→ **Problem to solve**
Locate the line that contains "What text is on this page?". Retype it and every line after it to the end of the records, exactly, but not the pictures.

→ **Dataset records**
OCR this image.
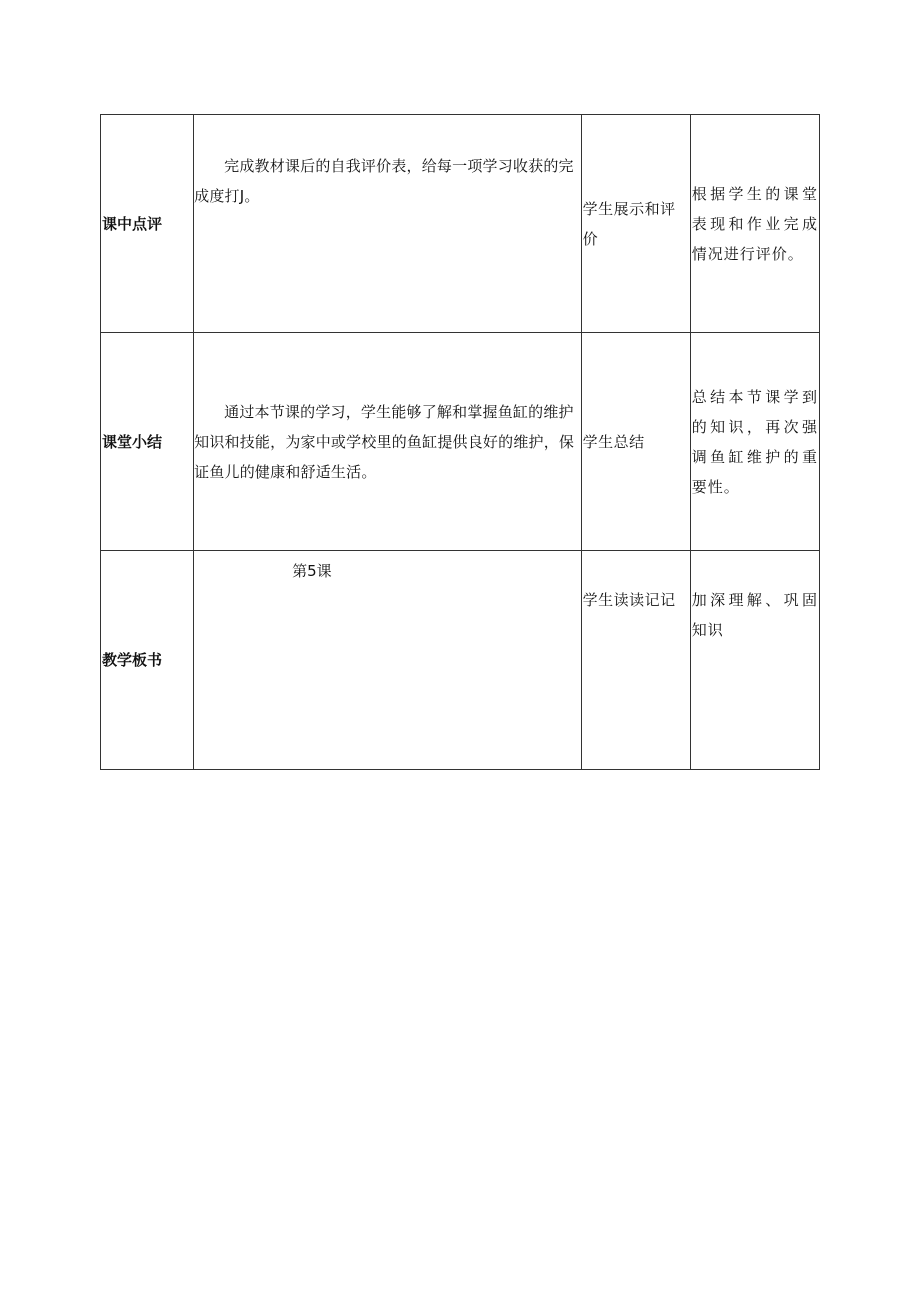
课中点评	完成教材课后的自我评价表，给每一项学习收获的完成度打J。	学生展示和评价	根据学生的课堂表现和作业完成情况进行评价。

课堂小结	通过本节课的学习，学生能够了解和掌握鱼缸的维护知识和技能，为家中或学校里的鱼缸提供良好的维护，保证鱼儿的健康和舒适生活。	学生总结	总结本节课学到的知识，再次强调鱼缸维护的重要性。

教学板书	第5课	学生读读记记	加深理解、巩固知识
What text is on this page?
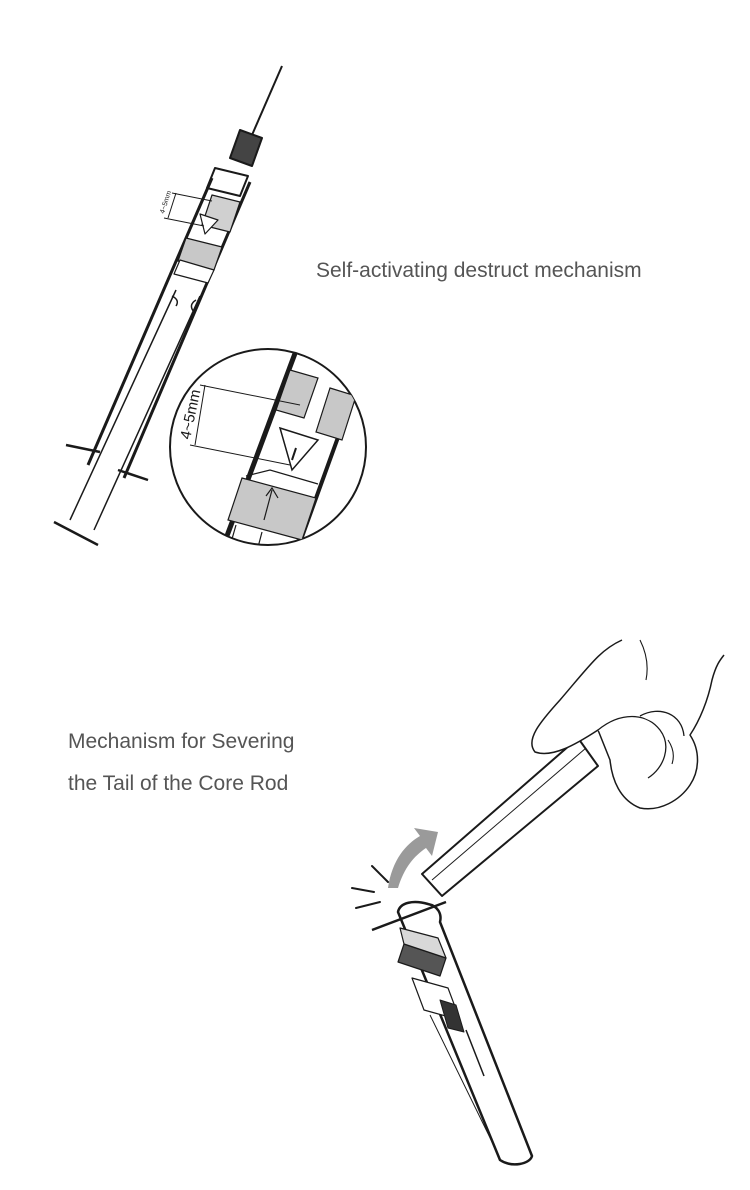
4~5mm
4~5mm
Self-activating destruct mechanism
Mechanism for Severing
the Tail of the Core Rod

→ **Full output**
What text is on this page?
4~5mm
4~5mm
Self-activating destruct mechanism
Mechanism for Severing
the Tail of the Core Rod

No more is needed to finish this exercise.